● Exercise: Each line of the material below that holds the word "Market" needs to be copied.

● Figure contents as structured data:
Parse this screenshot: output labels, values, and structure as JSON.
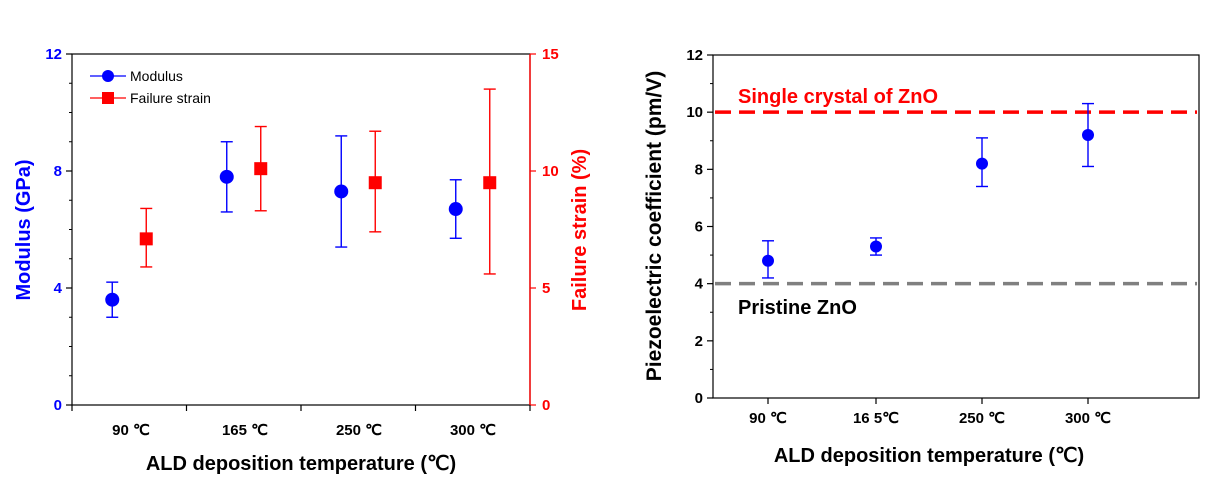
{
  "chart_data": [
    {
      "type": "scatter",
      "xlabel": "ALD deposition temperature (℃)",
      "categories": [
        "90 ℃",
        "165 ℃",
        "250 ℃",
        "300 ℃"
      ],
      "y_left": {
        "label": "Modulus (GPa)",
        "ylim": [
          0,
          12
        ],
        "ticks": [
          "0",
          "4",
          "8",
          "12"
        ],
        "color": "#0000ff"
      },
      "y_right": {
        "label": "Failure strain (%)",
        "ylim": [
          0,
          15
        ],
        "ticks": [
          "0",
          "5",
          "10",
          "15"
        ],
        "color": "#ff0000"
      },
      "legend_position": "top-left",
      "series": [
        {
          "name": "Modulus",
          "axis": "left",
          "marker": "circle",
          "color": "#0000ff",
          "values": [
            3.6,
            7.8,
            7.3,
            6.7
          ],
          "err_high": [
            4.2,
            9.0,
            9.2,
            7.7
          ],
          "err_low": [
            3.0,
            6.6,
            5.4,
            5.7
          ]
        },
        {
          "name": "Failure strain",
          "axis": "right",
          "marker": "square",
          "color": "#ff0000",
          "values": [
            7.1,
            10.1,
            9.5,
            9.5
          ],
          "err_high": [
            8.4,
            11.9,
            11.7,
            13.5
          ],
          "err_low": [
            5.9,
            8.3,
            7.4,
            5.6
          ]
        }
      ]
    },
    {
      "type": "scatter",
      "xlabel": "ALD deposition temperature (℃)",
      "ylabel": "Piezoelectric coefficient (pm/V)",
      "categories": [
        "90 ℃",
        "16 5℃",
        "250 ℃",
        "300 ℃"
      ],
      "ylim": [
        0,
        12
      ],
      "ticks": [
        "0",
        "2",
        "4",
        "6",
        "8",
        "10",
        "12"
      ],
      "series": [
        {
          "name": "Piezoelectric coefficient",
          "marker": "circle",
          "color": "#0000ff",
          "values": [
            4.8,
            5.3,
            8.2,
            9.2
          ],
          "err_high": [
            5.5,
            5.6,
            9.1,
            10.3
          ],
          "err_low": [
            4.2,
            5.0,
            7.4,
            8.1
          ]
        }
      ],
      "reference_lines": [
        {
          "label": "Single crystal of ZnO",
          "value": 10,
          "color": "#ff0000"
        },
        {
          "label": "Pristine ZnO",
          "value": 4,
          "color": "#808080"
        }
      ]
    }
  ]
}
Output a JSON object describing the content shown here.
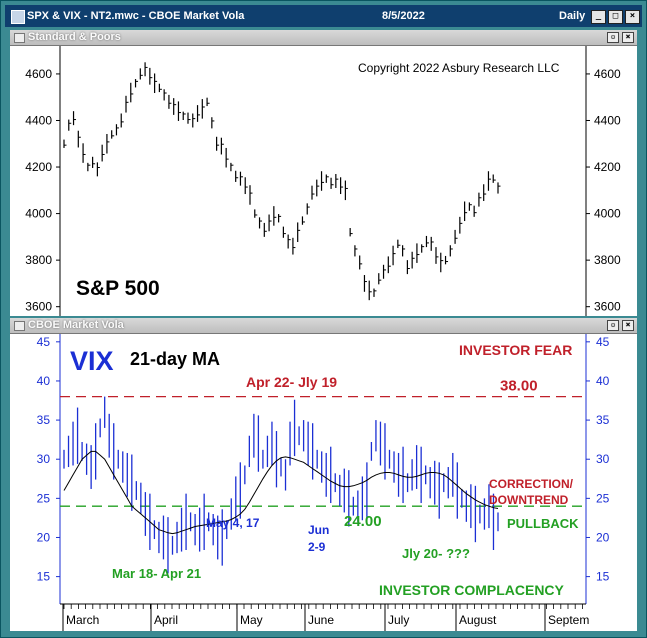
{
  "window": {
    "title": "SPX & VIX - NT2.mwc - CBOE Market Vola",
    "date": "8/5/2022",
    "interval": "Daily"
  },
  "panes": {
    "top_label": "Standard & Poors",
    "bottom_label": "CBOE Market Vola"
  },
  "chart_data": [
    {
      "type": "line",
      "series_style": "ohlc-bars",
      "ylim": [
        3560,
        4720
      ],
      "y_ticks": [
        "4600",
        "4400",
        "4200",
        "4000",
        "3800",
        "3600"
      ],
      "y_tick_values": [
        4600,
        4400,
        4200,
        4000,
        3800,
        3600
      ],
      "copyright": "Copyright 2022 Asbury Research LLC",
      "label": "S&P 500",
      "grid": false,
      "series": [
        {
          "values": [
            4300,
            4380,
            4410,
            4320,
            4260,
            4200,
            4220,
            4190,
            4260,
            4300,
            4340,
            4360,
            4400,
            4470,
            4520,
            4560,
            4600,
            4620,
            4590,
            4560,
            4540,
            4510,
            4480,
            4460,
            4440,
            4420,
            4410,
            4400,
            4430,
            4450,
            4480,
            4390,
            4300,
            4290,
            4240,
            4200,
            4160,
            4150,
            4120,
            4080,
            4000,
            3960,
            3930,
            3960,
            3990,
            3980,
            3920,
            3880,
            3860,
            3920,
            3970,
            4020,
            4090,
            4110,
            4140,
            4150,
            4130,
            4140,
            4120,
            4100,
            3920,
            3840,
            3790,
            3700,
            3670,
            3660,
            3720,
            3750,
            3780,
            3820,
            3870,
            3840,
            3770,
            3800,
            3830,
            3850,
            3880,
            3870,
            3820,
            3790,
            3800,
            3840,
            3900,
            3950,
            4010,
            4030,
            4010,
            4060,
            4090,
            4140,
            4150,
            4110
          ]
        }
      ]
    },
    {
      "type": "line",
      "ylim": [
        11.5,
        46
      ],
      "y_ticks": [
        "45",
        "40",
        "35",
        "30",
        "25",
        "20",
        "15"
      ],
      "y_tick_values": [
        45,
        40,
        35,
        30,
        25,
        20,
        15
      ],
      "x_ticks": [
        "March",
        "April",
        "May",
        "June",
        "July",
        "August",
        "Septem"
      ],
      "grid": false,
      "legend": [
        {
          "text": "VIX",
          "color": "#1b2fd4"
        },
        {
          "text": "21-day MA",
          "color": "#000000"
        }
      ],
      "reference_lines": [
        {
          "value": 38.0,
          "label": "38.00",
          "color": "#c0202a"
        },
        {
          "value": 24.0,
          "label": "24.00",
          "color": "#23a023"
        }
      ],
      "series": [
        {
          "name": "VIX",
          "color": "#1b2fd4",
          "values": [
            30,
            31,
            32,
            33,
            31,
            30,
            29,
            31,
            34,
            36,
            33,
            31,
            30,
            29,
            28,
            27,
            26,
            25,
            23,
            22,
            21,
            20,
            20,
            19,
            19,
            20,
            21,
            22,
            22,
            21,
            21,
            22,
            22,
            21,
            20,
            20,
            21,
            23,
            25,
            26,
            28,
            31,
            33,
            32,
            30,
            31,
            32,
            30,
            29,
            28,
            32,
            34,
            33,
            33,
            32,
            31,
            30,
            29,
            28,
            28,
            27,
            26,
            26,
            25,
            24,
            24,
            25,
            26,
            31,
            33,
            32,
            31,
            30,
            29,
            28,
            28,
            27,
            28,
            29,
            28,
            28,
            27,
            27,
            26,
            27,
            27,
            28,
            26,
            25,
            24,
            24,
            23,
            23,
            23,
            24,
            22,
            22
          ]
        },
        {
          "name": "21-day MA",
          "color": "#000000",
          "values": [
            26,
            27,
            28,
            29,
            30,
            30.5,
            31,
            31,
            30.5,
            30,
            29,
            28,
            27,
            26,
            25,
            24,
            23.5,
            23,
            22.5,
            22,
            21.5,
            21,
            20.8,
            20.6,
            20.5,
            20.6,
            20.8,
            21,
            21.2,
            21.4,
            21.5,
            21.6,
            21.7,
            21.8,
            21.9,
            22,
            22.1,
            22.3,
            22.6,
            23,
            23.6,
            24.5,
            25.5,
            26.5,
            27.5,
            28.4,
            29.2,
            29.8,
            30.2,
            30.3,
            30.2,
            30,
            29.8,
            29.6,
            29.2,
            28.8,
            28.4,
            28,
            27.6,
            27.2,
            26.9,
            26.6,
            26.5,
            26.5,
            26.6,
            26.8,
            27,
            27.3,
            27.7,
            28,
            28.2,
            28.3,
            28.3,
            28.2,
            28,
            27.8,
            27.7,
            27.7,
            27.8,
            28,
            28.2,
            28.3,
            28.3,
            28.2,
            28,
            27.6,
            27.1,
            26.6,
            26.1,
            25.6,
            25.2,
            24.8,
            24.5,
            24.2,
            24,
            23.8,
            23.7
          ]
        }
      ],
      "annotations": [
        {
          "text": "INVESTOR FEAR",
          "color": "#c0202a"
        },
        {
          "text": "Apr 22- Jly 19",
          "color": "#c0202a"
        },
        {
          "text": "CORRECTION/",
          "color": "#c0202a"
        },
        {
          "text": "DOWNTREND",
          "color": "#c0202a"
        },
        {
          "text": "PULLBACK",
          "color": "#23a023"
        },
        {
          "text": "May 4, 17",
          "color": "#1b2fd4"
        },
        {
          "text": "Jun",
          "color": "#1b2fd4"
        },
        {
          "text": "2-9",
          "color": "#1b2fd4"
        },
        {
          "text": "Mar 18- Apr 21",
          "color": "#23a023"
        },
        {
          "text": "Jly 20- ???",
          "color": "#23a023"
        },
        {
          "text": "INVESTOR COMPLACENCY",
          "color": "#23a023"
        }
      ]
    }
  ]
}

● Task response:
    "title": "SPX & VIX - NT2.mwc - CBOE Market Vola",
    "bottom_label": "CBOE Market Vola"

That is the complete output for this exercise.